* Start *

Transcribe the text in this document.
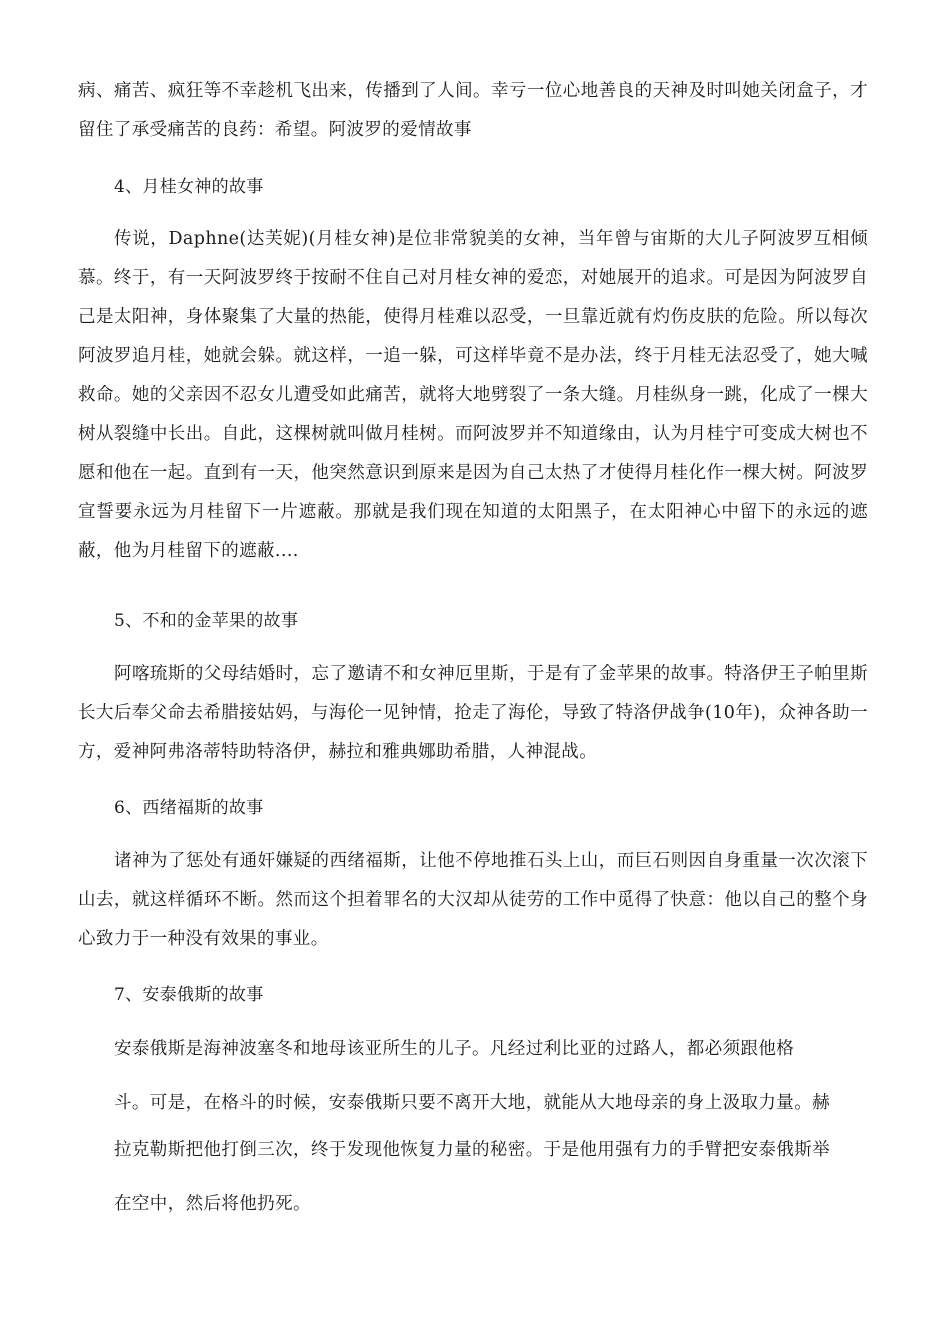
病、痛苦、疯狂等不幸趁机飞出来，传播到了人间。幸亏一位心地善良的天神及时叫她关闭盒子，才留住了承受痛苦的良药：希望。阿波罗的爱情故事

4、月桂女神的故事

传说，Daphne(达芙妮)(月桂女神)是位非常貌美的女神，当年曾与宙斯的大儿子阿波罗互相倾慕。终于，有一天阿波罗终于按耐不住自己对月桂女神的爱恋，对她展开的追求。可是因为阿波罗自己是太阳神，身体聚集了大量的热能，使得月桂难以忍受，一旦靠近就有灼伤皮肤的危险。所以每次阿波罗追月桂，她就会躲。就这样，一追一躲，可这样毕竟不是办法，终于月桂无法忍受了，她大喊救命。她的父亲因不忍女儿遭受如此痛苦，就将大地劈裂了一条大缝。月桂纵身一跳，化成了一棵大树从裂缝中长出。自此，这棵树就叫做月桂树。而阿波罗并不知道缘由，认为月桂宁可变成大树也不愿和他在一起。直到有一天，他突然意识到原来是因为自己太热了才使得月桂化作一棵大树。阿波罗宣誓要永远为月桂留下一片遮蔽。那就是我们现在知道的太阳黑子，在太阳神心中留下的永远的遮蔽，他为月桂留下的遮蔽....

5、不和的金苹果的故事

阿喀琉斯的父母结婚时，忘了邀请不和女神厄里斯，于是有了金苹果的故事。特洛伊王子帕里斯长大后奉父命去希腊接姑妈，与海伦一见钟情，抢走了海伦，导致了特洛伊战争(10年)，众神各助一方，爱神阿弗洛蒂特助特洛伊，赫拉和雅典娜助希腊，人神混战。

6、西绪福斯的故事

诸神为了惩处有通奸嫌疑的西绪福斯，让他不停地推石头上山，而巨石则因自身重量一次次滚下山去，就这样循环不断。然而这个担着罪名的大汉却从徒劳的工作中觅得了快意：他以自己的整个身心致力于一种没有效果的事业。

7、安泰俄斯的故事

安泰俄斯是海神波塞冬和地母该亚所生的儿子。凡经过利比亚的过路人，都必须跟他格

斗。可是，在格斗的时候，安泰俄斯只要不离开大地，就能从大地母亲的身上汲取力量。赫

拉克勒斯把他打倒三次，终于发现他恢复力量的秘密。于是他用强有力的手臂把安泰俄斯举

在空中，然后将他扔死。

* End *

■ **Set problem**
Omit each picture, then return all of the listing exactly as it stands.

■ **Output of the task**
Transcribe the text in this document.
病、痛苦、疯狂等不幸趁机飞出来，传播到了人间。幸亏一位心地善良的天神及时叫她关闭盒子，才留住了承受痛苦的良药：希望。阿波罗的爱情故事

4、月桂女神的故事

传说，Daphne(达芙妮)(月桂女神)是位非常貌美的女神，当年曾与宙斯的大儿子阿波罗互相倾慕。终于，有一天阿波罗终于按耐不住自己对月桂女神的爱恋，对她展开的追求。可是因为阿波罗自己是太阳神，身体聚集了大量的热能，使得月桂难以忍受，一旦靠近就有灼伤皮肤的危险。所以每次阿波罗追月桂，她就会躲。就这样，一追一躲，可这样毕竟不是办法，终于月桂无法忍受了，她大喊救命。她的父亲因不忍女儿遭受如此痛苦，就将大地劈裂了一条大缝。月桂纵身一跳，化成了一棵大树从裂缝中长出。自此，这棵树就叫做月桂树。而阿波罗并不知道缘由，认为月桂宁可变成大树也不愿和他在一起。直到有一天，他突然意识到原来是因为自己太热了才使得月桂化作一棵大树。阿波罗宣誓要永远为月桂留下一片遮蔽。那就是我们现在知道的太阳黑子，在太阳神心中留下的永远的遮蔽，他为月桂留下的遮蔽....

5、不和的金苹果的故事

阿喀琉斯的父母结婚时，忘了邀请不和女神厄里斯，于是有了金苹果的故事。特洛伊王子帕里斯长大后奉父命去希腊接姑妈，与海伦一见钟情，抢走了海伦，导致了特洛伊战争(10年)，众神各助一方，爱神阿弗洛蒂特助特洛伊，赫拉和雅典娜助希腊，人神混战。

6、西绪福斯的故事

诸神为了惩处有通奸嫌疑的西绪福斯，让他不停地推石头上山，而巨石则因自身重量一次次滚下山去，就这样循环不断。然而这个担着罪名的大汉却从徒劳的工作中觅得了快意：他以自己的整个身心致力于一种没有效果的事业。

7、安泰俄斯的故事

安泰俄斯是海神波塞冬和地母该亚所生的儿子。凡经过利比亚的过路人，都必须跟他格

斗。可是，在格斗的时候，安泰俄斯只要不离开大地，就能从大地母亲的身上汲取力量。赫

拉克勒斯把他打倒三次，终于发现他恢复力量的秘密。于是他用强有力的手臂把安泰俄斯举

在空中，然后将他扔死。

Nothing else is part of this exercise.